> **Work to be completed**:
In this exercise, reproduce all the entries that follow exactly.

-------- Input data

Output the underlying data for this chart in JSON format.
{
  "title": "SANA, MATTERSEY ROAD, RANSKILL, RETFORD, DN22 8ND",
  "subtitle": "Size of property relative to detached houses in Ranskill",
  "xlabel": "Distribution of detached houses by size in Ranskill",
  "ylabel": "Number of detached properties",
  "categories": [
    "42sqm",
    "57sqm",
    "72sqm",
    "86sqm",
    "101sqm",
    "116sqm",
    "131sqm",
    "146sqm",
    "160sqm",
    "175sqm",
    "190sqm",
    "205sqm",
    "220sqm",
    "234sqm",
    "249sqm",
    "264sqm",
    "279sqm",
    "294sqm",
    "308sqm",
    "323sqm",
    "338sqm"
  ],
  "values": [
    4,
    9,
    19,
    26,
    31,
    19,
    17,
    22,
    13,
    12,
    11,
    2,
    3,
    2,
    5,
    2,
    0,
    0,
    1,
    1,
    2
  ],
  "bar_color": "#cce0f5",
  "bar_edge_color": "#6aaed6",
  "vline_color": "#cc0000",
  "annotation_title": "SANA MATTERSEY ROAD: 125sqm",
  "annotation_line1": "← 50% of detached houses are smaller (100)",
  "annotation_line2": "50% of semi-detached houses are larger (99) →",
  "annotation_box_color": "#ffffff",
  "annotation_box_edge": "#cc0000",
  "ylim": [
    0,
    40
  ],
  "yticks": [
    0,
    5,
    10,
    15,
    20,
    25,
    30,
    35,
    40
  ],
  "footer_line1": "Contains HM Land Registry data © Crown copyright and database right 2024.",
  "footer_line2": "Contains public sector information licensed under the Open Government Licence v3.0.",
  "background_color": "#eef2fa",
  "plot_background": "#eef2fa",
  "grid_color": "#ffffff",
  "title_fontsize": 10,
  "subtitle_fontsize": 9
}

----------------

> **The answer**:
Output the underlying data for this chart in JSON format.
{
  "title": "SANA, MATTERSEY ROAD, RANSKILL, RETFORD, DN22 8ND",
  "subtitle": "Size of property relative to detached houses in Ranskill",
  "xlabel": "Distribution of detached houses by size in Ranskill",
  "ylabel": "Number of detached properties",
  "categories": [
    "42sqm",
    "57sqm",
    "72sqm",
    "86sqm",
    "101sqm",
    "116sqm",
    "131sqm",
    "146sqm",
    "160sqm",
    "175sqm",
    "190sqm",
    "205sqm",
    "220sqm",
    "234sqm",
    "249sqm",
    "264sqm",
    "279sqm",
    "294sqm",
    "308sqm",
    "323sqm",
    "338sqm"
  ],
  "values": [
    4,
    9,
    19,
    26,
    31,
    19,
    17,
    22,
    13,
    12,
    11,
    2,
    3,
    2,
    5,
    2,
    0,
    0,
    1,
    1,
    2
  ],
  "bar_color": "#cce0f5",
  "bar_edge_color": "#6aaed6",
  "vline_color": "#cc0000",
  "annotation_title": "SANA MATTERSEY ROAD: 125sqm",
  "annotation_line1": "← 50% of detached houses are smaller (100)",
  "annotation_line2": "50% of semi-detached houses are larger (99) →",
  "annotation_box_color": "#ffffff",
  "annotation_box_edge": "#cc0000",
  "ylim": [
    0,
    40
  ],
  "yticks": [
    0,
    5,
    10,
    15,
    20,
    25,
    30,
    35,
    40
  ],
  "footer_line1": "Contains HM Land Registry data © Crown copyright and database right 2024.",
  "footer_line2": "Contains public sector information licensed under the Open Government Licence v3.0.",
  "background_color": "#eef2fa",
  "plot_background": "#eef2fa",
  "grid_color": "#ffffff",
  "title_fontsize": 10,
  "subtitle_fontsize": 9
}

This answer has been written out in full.